Say how many lines of the material below contain the word "平方分米", with no other words.

++++++++++++++++++++

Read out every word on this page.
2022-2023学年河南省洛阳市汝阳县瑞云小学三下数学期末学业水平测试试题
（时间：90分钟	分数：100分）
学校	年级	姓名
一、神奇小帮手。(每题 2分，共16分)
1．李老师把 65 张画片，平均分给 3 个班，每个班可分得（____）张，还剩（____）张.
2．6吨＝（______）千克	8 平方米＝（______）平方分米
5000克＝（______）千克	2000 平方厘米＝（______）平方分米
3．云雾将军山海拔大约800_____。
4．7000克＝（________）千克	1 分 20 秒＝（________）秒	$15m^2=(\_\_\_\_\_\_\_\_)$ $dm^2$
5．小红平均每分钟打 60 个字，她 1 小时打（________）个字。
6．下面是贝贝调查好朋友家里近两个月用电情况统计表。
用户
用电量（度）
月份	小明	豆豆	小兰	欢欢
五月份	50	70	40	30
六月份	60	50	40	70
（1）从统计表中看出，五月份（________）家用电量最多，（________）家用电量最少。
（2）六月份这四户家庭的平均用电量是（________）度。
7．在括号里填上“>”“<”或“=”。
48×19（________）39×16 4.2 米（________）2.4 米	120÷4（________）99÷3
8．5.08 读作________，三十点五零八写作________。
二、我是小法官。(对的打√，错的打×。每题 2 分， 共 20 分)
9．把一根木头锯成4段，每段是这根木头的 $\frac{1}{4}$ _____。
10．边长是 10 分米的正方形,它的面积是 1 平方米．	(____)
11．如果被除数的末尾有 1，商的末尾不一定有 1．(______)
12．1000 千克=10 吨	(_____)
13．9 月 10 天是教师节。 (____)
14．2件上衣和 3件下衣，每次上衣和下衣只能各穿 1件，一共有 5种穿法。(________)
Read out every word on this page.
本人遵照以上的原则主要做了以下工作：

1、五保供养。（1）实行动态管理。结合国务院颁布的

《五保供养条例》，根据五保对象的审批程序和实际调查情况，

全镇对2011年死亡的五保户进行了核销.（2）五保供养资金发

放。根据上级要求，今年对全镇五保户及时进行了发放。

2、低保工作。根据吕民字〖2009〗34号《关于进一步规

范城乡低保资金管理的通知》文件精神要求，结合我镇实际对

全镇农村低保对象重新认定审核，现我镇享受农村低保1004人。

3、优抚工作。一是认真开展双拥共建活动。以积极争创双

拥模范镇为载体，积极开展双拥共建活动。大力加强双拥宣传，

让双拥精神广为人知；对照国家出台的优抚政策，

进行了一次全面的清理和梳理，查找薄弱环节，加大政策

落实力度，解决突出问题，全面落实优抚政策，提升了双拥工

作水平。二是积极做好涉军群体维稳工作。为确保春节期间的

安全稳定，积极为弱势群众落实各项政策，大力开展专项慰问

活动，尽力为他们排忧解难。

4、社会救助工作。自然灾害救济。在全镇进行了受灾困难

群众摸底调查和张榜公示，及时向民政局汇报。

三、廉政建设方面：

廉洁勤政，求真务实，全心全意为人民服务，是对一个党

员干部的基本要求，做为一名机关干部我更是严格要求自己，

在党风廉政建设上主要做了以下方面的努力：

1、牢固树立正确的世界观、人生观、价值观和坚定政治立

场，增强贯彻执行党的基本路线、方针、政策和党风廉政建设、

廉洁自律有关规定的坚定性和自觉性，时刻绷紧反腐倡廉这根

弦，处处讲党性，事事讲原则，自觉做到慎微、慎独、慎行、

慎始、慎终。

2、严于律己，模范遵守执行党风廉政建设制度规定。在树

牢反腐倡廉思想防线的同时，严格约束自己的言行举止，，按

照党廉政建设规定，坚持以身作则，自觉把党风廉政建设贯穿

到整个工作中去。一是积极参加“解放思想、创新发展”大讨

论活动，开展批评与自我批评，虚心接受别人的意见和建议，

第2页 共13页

++++++++++++++++++++

ANSWER IN FULL:
2